# EXERCISE TASKS:
1) Change "pointer" to "reference" in the part of the thread on module fields from "The information that" to "not (unitchecker, vet).", and give that part with the change made.
2) Sum up the thread on module fields in three sentences.

** start of READING TEXT **

The only fields I expect we would be unlikely to fill in are Time (which is optional anyway), Replace (although there are similar mechanisms, we don't really have a first-class concept of it) and possibly Indirect (we have that information at some level but I don't know how available it will be to this analysis).

@peterebden Is it fair to say that this is a request that Module.{Time,Replace,Indirect} are optional or not present?

@dr2chase
Copy link
Contributor

dr2chase commented Apr 1, 2024

@timothy-king Sorry for the late reply, been out-of-hemisphere and hacking on other problems also.

The information that (I think) I need is just Path and Version, but I am a little worried about the fields that I don't know for sure that I understand (that might affect the effective version, for example). So if in fact I need those fields to correctly answer "are these two packages from the same module or not?" or "what Go version applies to compilation of this package?" then they should be included, otherwise, if nobody has a use for them yet, then maybe wait. Maybe.

I approve of it being a pointer-to-a-thing, so that "nope, no module info here" can be signaled with a nil pointer.

One thing to remember is that we'll want to fill this in, in the .cfg that vet passes to analysis passes. I have a pair of CLs for doing this with fragileconversion and I can verify that with that change it works, without it does not (unitchecker, vet).

** end of READING TEXT **
** start of DATA EXTRACT **

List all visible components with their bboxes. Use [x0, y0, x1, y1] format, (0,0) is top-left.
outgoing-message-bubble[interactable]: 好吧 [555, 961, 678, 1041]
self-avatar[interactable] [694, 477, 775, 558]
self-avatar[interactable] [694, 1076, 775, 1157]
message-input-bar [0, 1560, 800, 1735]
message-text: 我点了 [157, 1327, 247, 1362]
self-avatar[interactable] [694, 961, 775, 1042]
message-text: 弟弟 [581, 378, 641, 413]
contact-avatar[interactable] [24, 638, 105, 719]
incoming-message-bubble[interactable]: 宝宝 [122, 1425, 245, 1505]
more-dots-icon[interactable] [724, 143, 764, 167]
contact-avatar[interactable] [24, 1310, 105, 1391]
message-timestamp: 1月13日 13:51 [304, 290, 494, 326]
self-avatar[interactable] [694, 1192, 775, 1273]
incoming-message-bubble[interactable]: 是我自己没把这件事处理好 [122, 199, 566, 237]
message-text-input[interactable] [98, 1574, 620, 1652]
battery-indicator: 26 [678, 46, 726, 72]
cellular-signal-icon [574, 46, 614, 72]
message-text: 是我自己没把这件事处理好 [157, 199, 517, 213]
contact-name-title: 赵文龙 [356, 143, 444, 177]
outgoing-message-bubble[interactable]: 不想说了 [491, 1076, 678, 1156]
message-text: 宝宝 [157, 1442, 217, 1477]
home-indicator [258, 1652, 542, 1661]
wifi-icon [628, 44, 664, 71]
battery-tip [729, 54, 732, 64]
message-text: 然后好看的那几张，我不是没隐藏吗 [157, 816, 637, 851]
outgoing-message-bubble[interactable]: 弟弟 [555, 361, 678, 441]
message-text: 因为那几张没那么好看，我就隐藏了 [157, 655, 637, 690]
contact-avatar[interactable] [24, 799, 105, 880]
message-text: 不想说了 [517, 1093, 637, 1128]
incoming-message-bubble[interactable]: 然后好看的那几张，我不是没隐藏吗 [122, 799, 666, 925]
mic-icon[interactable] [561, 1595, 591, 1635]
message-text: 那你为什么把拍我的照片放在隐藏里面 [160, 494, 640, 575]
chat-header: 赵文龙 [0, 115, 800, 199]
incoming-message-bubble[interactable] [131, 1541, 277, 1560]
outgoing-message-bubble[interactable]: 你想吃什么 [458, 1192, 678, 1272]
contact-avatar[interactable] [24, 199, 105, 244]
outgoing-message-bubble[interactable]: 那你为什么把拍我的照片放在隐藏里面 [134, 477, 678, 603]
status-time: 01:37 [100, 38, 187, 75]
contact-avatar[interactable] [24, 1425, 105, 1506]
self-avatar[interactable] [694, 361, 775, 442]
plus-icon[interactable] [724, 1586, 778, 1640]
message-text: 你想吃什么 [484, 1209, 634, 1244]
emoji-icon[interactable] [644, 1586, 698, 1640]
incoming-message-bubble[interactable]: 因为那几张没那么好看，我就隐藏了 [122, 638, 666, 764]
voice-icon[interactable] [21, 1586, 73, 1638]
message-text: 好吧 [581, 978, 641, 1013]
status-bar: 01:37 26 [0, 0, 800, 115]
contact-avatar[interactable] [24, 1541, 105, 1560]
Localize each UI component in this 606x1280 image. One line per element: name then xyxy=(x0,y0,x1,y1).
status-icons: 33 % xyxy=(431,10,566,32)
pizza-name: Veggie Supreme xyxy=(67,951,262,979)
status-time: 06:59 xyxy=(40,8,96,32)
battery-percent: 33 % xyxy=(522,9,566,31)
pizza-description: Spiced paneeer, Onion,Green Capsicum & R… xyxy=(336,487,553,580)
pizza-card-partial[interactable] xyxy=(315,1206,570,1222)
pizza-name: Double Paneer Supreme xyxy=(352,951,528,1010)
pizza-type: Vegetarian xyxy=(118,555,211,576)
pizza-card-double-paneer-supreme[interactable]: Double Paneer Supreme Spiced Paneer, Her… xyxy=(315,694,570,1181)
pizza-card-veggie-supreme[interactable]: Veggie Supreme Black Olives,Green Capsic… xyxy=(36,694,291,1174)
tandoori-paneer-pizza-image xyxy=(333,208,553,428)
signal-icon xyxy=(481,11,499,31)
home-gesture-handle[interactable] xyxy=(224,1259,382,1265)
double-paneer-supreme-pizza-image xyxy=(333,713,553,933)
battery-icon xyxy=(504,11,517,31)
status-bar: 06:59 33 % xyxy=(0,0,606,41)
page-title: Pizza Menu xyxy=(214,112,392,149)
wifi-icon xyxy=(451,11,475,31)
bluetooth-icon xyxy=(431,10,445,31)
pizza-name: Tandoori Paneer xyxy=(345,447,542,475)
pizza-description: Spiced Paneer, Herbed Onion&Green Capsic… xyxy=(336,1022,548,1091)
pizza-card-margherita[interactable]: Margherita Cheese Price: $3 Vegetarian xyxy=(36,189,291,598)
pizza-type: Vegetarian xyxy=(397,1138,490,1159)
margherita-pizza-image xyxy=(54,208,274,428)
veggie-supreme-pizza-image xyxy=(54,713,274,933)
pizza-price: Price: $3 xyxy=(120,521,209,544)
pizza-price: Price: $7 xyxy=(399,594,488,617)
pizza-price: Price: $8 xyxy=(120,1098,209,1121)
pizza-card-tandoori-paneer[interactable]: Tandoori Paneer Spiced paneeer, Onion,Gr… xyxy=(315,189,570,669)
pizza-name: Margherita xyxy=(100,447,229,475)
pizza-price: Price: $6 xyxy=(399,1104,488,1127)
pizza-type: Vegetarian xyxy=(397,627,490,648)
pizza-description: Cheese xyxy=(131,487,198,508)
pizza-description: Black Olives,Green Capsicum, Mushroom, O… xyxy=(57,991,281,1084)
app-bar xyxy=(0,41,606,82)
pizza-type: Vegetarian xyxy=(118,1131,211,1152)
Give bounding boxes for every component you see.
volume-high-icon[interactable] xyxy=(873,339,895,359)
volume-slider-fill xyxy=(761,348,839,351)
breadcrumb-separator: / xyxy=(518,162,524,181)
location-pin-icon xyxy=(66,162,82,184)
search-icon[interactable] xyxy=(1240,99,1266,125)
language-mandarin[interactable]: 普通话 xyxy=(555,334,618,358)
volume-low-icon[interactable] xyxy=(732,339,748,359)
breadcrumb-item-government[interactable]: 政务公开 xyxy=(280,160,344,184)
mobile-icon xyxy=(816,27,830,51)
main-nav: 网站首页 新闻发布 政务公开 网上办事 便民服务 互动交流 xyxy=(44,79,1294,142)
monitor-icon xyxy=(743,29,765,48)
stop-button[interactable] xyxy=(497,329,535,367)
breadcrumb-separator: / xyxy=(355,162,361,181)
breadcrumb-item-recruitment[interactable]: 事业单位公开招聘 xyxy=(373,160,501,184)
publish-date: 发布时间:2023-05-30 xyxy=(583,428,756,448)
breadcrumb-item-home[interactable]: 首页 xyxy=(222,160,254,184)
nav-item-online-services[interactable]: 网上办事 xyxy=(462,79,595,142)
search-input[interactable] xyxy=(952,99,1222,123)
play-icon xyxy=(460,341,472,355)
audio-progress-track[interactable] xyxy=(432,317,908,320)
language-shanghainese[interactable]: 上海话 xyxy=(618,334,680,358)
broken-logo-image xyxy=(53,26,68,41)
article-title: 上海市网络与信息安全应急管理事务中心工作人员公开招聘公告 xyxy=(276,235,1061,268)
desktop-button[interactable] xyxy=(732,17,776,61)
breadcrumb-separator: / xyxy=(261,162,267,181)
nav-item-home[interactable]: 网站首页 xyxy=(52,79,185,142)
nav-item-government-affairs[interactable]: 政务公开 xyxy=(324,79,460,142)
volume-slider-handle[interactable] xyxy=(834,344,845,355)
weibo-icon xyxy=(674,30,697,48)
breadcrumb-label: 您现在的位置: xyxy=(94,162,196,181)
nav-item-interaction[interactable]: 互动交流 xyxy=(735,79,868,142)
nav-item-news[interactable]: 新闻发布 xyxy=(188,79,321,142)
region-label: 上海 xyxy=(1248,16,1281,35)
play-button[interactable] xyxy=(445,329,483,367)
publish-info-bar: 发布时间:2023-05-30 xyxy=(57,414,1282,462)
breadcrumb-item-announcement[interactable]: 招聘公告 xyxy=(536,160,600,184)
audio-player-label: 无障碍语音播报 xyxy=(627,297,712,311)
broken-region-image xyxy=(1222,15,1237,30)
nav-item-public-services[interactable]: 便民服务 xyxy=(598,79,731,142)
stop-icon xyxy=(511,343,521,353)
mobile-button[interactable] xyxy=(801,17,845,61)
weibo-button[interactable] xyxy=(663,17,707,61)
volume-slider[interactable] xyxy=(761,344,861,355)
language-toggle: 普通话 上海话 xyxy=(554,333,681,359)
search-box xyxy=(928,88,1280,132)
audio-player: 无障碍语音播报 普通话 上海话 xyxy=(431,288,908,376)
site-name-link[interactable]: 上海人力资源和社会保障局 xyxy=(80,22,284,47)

** end of DATA EXTRACT **

# SOLUTIONS TO THE EXERCISE:
1)
The information that (I think) I need is just Path and Version, but I am a little worried about the fields that I don't know for sure that I understand (that might affect the effective version, for example). So if in fact I need those fields to correctly answer "are these two packages from the same module or not?" or "what Go version applies to compilation of this package?" then they should be included, otherwise, if nobody has a use for them yet, then maybe wait. Maybe.

I approve of it being a reference-to-a-thing, so that "nope, no module info here" can be signaled with a nil reference.

One thing to remember is that we'll want to fill this in, in the .cfg that vet passes to analysis passes. I have a pair of CLs for doing this with fragileconversion and I can verify that with that change it works, without it does not (unitchecker, vet).

2) One participant expects Time, Replace, and possibly Indirect to be the fields least likely to be filled in. dr2chase says only Path and Version seem to be needed, proposes including other fields only if they are required to answer questions such as whether two packages come from the same module, and approves of a pointer so that a nil value can signal that there is no module info. dr2chase also notes that this information will need to be filled into the .cfg that vet passes to analysis passes, and reports having a pair of CLs with which this works.